*Given task 1*.
Answer these questions about the account of the drive toward the arch:
(a) What shape does the narrator say the arch has?
(b) How long before the drive had it rained?
(c) What did the narrator do on reaching the second stream?
*Given task 2*.
Extend the account of the drive toward the arch, picking up right after its final sentence.

-- START Passage given --

The thing was HUGE! It was still miles ahead, but it was magnificent. I'd never seen an arch shaped anything like this one, more tall than wide, and it was way up high, certainly not something you could take an easy stroll up to.

Suddenly the dirt tracks took a nose dive, and so did my van. It had just rained a couple of days before, so the road was soft, with plenty of mud holes and occasional streams going over it. This was one of them.. But the tracks had eroded so badly here that I was not only at a 45 slant downhill, but at about the same angle sideways too. Scary! I knew I couldn't get through this one slow. I'd have to run down this side, through the muddy stream, and up the equally slanted other side fast enough that the van wouldn't have time to tip over before it was back on flat land again, all the time avoiding getting a tire in a rut that would bog it down instantly, and there were lots of them. But for all I knew, I could get stuck forever in the stream even if I didn't flip, and then I'd have the joy of walking the several miles back to Cove to ask for help of the Indians. Maybe they were out to get me anyway, already on my tail, for not getting permission. I punched it, skidded on down sort of sideways, made it to the middle of the stream, then floorboarded the gas pedal to get up the other side. Yeehaw!! I made it! And immediately realized that getting back across later would be a whole lot harder, since the steepest, muddiest part would be all uphill then. Ugh. I wasn't enjoying this adventure at all. But ahead the arch was getting pretty close; after a few more rough spots, I came to another stream, which looked impossible; so I said forget it, I'm not crossing this one. I turned the van around (always park so you can make a quick getaway) and left it.

-- END Passage given --
-- START Supplied data --

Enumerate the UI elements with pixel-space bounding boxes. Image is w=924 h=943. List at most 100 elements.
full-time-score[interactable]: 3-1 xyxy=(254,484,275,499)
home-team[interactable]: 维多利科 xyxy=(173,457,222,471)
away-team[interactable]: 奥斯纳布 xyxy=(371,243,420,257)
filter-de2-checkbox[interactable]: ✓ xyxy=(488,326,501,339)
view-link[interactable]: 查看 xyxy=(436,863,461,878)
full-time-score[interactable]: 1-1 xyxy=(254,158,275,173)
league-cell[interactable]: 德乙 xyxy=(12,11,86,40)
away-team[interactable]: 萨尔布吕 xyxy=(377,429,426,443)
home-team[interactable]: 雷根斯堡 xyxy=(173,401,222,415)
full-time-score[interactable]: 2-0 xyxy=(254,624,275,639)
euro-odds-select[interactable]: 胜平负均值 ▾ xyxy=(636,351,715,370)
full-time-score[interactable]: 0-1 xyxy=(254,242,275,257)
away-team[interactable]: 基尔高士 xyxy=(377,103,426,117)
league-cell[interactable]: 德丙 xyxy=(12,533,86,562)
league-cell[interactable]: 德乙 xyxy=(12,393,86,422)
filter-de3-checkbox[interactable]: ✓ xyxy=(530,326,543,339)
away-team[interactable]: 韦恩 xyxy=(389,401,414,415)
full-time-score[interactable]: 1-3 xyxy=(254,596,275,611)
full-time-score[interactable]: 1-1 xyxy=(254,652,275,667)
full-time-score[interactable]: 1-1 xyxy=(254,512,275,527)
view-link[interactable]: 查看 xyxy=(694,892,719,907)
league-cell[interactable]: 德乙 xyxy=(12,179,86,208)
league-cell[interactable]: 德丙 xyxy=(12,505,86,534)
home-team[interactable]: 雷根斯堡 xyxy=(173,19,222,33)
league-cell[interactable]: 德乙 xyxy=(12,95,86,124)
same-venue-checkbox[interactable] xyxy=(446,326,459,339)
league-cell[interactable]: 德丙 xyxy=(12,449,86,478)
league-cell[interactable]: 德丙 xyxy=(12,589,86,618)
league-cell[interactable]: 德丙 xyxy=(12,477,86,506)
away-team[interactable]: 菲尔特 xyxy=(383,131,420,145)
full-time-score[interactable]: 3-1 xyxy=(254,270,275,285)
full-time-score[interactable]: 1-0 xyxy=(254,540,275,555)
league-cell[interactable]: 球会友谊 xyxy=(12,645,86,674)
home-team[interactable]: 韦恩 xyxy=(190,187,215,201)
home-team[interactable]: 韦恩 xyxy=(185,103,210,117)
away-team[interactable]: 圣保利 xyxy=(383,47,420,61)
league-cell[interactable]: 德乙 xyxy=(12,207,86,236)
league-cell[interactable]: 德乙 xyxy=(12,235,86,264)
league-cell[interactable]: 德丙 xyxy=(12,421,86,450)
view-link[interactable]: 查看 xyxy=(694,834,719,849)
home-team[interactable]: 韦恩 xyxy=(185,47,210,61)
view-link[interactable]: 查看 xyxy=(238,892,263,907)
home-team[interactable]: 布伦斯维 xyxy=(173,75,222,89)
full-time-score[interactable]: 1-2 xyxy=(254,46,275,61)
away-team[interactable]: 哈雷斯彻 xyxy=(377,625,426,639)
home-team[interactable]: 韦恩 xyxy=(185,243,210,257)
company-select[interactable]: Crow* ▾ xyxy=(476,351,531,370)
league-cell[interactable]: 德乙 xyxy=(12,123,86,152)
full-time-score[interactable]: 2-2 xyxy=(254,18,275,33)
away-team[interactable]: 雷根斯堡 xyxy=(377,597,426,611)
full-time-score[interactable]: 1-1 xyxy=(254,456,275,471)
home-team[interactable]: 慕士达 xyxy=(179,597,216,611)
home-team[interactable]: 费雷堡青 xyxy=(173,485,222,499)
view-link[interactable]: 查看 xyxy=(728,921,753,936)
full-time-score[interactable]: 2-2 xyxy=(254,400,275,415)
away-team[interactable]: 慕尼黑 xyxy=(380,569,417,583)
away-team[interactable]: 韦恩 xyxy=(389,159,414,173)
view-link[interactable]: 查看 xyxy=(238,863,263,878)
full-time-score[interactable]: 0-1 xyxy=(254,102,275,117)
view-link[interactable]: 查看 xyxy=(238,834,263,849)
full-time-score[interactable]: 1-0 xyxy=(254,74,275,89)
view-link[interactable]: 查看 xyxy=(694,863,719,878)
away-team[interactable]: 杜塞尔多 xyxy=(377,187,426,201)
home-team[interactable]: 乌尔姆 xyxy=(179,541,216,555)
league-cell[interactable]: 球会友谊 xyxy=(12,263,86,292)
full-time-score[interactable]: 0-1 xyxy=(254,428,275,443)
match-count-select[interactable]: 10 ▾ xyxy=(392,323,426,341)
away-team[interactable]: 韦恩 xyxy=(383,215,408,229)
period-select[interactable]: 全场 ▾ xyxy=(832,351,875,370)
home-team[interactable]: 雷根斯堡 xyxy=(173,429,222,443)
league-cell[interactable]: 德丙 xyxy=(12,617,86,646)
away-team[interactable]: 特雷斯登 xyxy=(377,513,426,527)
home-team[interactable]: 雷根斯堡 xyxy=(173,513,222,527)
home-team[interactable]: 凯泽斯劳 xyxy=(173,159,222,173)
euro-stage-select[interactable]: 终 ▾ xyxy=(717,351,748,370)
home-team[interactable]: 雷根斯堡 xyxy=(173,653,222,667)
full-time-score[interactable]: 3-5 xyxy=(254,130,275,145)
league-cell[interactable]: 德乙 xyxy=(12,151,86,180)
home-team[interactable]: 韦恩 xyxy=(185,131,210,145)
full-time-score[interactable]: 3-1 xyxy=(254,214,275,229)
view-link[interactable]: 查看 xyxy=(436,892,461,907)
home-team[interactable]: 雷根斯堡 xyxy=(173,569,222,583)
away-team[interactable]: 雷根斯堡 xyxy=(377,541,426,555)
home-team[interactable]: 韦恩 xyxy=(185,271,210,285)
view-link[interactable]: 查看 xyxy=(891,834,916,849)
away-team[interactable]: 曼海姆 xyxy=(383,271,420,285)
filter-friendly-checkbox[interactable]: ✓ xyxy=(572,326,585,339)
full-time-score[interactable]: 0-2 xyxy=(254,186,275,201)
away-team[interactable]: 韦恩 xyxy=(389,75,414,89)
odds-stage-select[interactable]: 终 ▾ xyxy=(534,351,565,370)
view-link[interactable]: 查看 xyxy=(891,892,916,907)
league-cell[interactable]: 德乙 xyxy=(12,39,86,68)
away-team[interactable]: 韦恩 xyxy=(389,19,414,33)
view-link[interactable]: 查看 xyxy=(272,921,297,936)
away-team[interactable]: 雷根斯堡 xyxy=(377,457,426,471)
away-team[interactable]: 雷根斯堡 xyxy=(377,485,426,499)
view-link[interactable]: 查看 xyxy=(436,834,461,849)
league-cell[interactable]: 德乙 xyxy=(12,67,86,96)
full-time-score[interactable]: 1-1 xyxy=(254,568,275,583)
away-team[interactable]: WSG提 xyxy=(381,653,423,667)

-- END Supplied data --

*Task result 1*.
(a) It is more tall than wide.
(b) A couple of days before.
(c) The narrator decided not to cross it, turned the van around and left it.

*Task result 2*.
I don't know if the dirt road ever did get any closer to the arch, it apparently didn't exist for the sole purpose of getting to the arch -- it just sort of went near it on the way off to no telling where else. I started hiking, and naturally the hike was a whole lot longer that it ever looked like it was going to be. I had to cross over three high ridges, and the arch was on top of the fourth. I knew that I had to hurry because the sun was about to go down already, and I wanted some pictures. I'd realized long before that the sun was entirely on the wrong side of the arch to get good pictures, and that I'd have to hike way around to the back to get any sun on it at all.

I can't say the hike was very enjoyable. I had major worries on the brain the whole time. Did anyone notice me coming out here? Were they after me now? Was my van getting raided at this very moment? And most of all, would I ever get back through that gully again?

It was a hard, steep climb up to the arch, but I was in a hurry. I didn't climb up directly through it, I went to the outside of the right leg and peeked over the other side. Straight down drop-off! No way short of a helicopter was I going to get a picture of it from that side! But I saw that if I was careful, I could perhaps creep along the back side of the right leg, hanging on to some bushes, and then climb up and through the arch facing the way I'd driven in from. There was no question of climbing clear over the top of this thing! The legs on it went straight up, and it was enormous, much more so than it had seemed in pictures. I was doing good to even get though it from the back side with no climbing gear (pretty dumb, too), but I did.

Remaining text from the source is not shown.